- Goal of the exercise: Return all the data, word for word.

- Recorded information:
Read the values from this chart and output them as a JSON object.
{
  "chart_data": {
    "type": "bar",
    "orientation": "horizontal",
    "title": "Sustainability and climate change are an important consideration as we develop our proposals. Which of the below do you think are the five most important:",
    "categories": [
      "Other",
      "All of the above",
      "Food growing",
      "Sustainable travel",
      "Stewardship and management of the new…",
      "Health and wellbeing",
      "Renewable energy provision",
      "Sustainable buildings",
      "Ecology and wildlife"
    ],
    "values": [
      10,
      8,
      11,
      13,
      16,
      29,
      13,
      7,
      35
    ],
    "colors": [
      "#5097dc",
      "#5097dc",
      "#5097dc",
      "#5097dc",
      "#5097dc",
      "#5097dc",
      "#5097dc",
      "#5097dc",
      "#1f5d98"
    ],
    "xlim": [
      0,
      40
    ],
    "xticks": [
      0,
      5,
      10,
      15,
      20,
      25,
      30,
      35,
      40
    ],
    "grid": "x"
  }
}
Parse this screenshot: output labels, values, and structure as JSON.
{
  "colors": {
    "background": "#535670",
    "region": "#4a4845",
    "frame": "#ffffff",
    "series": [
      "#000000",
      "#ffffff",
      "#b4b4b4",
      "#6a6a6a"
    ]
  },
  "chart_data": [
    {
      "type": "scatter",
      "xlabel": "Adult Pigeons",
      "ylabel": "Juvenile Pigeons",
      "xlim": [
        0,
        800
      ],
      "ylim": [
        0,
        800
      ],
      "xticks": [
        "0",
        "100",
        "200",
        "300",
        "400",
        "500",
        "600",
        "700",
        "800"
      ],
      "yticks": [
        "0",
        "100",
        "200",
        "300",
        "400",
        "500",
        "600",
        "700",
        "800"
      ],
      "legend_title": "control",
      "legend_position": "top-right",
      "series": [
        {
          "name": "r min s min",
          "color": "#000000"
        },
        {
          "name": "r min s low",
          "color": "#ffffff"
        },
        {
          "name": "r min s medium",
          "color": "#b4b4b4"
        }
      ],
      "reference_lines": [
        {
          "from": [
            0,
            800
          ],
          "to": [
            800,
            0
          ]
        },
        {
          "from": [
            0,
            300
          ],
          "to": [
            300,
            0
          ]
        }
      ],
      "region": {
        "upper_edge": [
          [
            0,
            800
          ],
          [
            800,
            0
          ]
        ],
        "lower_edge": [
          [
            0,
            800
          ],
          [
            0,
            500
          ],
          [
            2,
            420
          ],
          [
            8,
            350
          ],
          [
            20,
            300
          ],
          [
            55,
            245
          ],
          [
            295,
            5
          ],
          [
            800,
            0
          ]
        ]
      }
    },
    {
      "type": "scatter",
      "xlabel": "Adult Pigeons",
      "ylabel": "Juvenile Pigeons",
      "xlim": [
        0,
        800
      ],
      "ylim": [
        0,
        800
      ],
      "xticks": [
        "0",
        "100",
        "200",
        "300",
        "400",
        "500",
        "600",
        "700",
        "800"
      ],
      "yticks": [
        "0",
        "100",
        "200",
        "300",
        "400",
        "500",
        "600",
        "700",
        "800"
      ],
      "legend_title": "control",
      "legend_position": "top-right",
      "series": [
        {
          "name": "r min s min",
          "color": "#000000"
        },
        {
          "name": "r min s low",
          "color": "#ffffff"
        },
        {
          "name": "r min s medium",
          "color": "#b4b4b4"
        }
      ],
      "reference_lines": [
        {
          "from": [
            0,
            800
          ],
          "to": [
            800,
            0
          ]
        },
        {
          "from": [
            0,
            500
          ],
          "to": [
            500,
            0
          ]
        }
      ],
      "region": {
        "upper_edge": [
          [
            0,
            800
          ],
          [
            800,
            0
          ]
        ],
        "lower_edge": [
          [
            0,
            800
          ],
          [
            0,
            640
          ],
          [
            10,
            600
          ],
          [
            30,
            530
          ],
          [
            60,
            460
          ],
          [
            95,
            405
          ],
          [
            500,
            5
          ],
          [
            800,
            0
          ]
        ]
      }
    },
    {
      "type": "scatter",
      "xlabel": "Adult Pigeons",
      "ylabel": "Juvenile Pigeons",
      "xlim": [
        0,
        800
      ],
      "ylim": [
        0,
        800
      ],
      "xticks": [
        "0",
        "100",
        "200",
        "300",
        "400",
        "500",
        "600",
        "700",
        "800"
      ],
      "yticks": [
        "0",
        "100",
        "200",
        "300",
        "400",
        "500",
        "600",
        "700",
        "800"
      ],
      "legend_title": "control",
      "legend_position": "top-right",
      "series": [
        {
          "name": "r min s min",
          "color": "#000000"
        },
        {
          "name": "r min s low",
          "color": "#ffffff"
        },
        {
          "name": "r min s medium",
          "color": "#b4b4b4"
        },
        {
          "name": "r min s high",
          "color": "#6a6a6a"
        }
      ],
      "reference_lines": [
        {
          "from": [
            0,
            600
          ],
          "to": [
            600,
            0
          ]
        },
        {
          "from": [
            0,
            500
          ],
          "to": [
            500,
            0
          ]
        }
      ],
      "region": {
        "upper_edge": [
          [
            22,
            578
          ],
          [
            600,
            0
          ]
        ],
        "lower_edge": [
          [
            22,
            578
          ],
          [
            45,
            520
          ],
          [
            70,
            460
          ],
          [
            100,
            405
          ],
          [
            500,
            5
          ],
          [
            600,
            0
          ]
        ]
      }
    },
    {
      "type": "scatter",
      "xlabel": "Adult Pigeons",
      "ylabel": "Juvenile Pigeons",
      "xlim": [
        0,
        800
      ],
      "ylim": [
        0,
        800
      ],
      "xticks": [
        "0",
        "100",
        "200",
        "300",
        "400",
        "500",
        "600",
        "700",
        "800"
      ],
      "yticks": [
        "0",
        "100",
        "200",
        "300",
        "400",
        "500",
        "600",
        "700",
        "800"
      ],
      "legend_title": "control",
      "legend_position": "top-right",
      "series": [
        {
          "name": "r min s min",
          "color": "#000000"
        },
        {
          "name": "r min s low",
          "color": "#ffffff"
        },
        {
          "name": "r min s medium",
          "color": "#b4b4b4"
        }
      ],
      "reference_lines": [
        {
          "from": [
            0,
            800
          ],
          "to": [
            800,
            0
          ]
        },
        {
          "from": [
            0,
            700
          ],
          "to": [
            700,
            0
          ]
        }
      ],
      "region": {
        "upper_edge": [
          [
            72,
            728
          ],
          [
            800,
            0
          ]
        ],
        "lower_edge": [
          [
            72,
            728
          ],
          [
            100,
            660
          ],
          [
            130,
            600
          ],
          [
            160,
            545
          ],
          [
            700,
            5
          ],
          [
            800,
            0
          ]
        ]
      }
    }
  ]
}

- Worked answer:
Read the values from this chart and output them as a JSON object.
{
  "chart_data": {
    "type": "bar",
    "orientation": "horizontal",
    "title": "Sustainability and climate change are an important consideration as we develop our proposals. Which of the below do you think are the five most important:",
    "categories": [
      "Other",
      "All of the above",
      "Food growing",
      "Sustainable travel",
      "Stewardship and management of the new…",
      "Health and wellbeing",
      "Renewable energy provision",
      "Sustainable buildings",
      "Ecology and wildlife"
    ],
    "values": [
      10,
      8,
      11,
      13,
      16,
      29,
      13,
      7,
      35
    ],
    "colors": [
      "#5097dc",
      "#5097dc",
      "#5097dc",
      "#5097dc",
      "#5097dc",
      "#5097dc",
      "#5097dc",
      "#5097dc",
      "#1f5d98"
    ],
    "xlim": [
      0,
      40
    ],
    "xticks": [
      0,
      5,
      10,
      15,
      20,
      25,
      30,
      35,
      40
    ],
    "grid": "x"
  }
}
Parse this screenshot: output labels, values, and structure as JSON.
{
  "colors": {
    "background": "#535670",
    "region": "#4a4845",
    "frame": "#ffffff",
    "series": [
      "#000000",
      "#ffffff",
      "#b4b4b4",
      "#6a6a6a"
    ]
  },
  "chart_data": [
    {
      "type": "scatter",
      "xlabel": "Adult Pigeons",
      "ylabel": "Juvenile Pigeons",
      "xlim": [
        0,
        800
      ],
      "ylim": [
        0,
        800
      ],
      "xticks": [
        "0",
        "100",
        "200",
        "300",
        "400",
        "500",
        "600",
        "700",
        "800"
      ],
      "yticks": [
        "0",
        "100",
        "200",
        "300",
        "400",
        "500",
        "600",
        "700",
        "800"
      ],
      "legend_title": "control",
      "legend_position": "top-right",
      "series": [
        {
          "name": "r min s min",
          "color": "#000000"
        },
        {
          "name": "r min s low",
          "color": "#ffffff"
        },
        {
          "name": "r min s medium",
          "color": "#b4b4b4"
        }
      ],
      "reference_lines": [
        {
          "from": [
            0,
            800
          ],
          "to": [
            800,
            0
          ]
        },
        {
          "from": [
            0,
            300
          ],
          "to": [
            300,
            0
          ]
        }
      ],
      "region": {
        "upper_edge": [
          [
            0,
            800
          ],
          [
            800,
            0
          ]
        ],
        "lower_edge": [
          [
            0,
            800
          ],
          [
            0,
            500
          ],
          [
            2,
            420
          ],
          [
            8,
            350
          ],
          [
            20,
            300
          ],
          [
            55,
            245
          ],
          [
            295,
            5
          ],
          [
            800,
            0
          ]
        ]
      }
    },
    {
      "type": "scatter",
      "xlabel": "Adult Pigeons",
      "ylabel": "Juvenile Pigeons",
      "xlim": [
        0,
        800
      ],
      "ylim": [
        0,
        800
      ],
      "xticks": [
        "0",
        "100",
        "200",
        "300",
        "400",
        "500",
        "600",
        "700",
        "800"
      ],
      "yticks": [
        "0",
        "100",
        "200",
        "300",
        "400",
        "500",
        "600",
        "700",
        "800"
      ],
      "legend_title": "control",
      "legend_position": "top-right",
      "series": [
        {
          "name": "r min s min",
          "color": "#000000"
        },
        {
          "name": "r min s low",
          "color": "#ffffff"
        },
        {
          "name": "r min s medium",
          "color": "#b4b4b4"
        }
      ],
      "reference_lines": [
        {
          "from": [
            0,
            800
          ],
          "to": [
            800,
            0
          ]
        },
        {
          "from": [
            0,
            500
          ],
          "to": [
            500,
            0
          ]
        }
      ],
      "region": {
        "upper_edge": [
          [
            0,
            800
          ],
          [
            800,
            0
          ]
        ],
        "lower_edge": [
          [
            0,
            800
          ],
          [
            0,
            640
          ],
          [
            10,
            600
          ],
          [
            30,
            530
          ],
          [
            60,
            460
          ],
          [
            95,
            405
          ],
          [
            500,
            5
          ],
          [
            800,
            0
          ]
        ]
      }
    },
    {
      "type": "scatter",
      "xlabel": "Adult Pigeons",
      "ylabel": "Juvenile Pigeons",
      "xlim": [
        0,
        800
      ],
      "ylim": [
        0,
        800
      ],
      "xticks": [
        "0",
        "100",
        "200",
        "300",
        "400",
        "500",
        "600",
        "700",
        "800"
      ],
      "yticks": [
        "0",
        "100",
        "200",
        "300",
        "400",
        "500",
        "600",
        "700",
        "800"
      ],
      "legend_title": "control",
      "legend_position": "top-right",
      "series": [
        {
          "name": "r min s min",
          "color": "#000000"
        },
        {
          "name": "r min s low",
          "color": "#ffffff"
        },
        {
          "name": "r min s medium",
          "color": "#b4b4b4"
        },
        {
          "name": "r min s high",
          "color": "#6a6a6a"
        }
      ],
      "reference_lines": [
        {
          "from": [
            0,
            600
          ],
          "to": [
            600,
            0
          ]
        },
        {
          "from": [
            0,
            500
          ],
          "to": [
            500,
            0
          ]
        }
      ],
      "region": {
        "upper_edge": [
          [
            22,
            578
          ],
          [
            600,
            0
          ]
        ],
        "lower_edge": [
          [
            22,
            578
          ],
          [
            45,
            520
          ],
          [
            70,
            460
          ],
          [
            100,
            405
          ],
          [
            500,
            5
          ],
          [
            600,
            0
          ]
        ]
      }
    },
    {
      "type": "scatter",
      "xlabel": "Adult Pigeons",
      "ylabel": "Juvenile Pigeons",
      "xlim": [
        0,
        800
      ],
      "ylim": [
        0,
        800
      ],
      "xticks": [
        "0",
        "100",
        "200",
        "300",
        "400",
        "500",
        "600",
        "700",
        "800"
      ],
      "yticks": [
        "0",
        "100",
        "200",
        "300",
        "400",
        "500",
        "600",
        "700",
        "800"
      ],
      "legend_title": "control",
      "legend_position": "top-right",
      "series": [
        {
          "name": "r min s min",
          "color": "#000000"
        },
        {
          "name": "r min s low",
          "color": "#ffffff"
        },
        {
          "name": "r min s medium",
          "color": "#b4b4b4"
        }
      ],
      "reference_lines": [
        {
          "from": [
            0,
            800
          ],
          "to": [
            800,
            0
          ]
        },
        {
          "from": [
            0,
            700
          ],
          "to": [
            700,
            0
          ]
        }
      ],
      "region": {
        "upper_edge": [
          [
            72,
            728
          ],
          [
            800,
            0
          ]
        ],
        "lower_edge": [
          [
            72,
            728
          ],
          [
            100,
            660
          ],
          [
            130,
            600
          ],
          [
            160,
            545
          ],
          [
            700,
            5
          ],
          [
            800,
            0
          ]
        ]
      }
    }
  ]
}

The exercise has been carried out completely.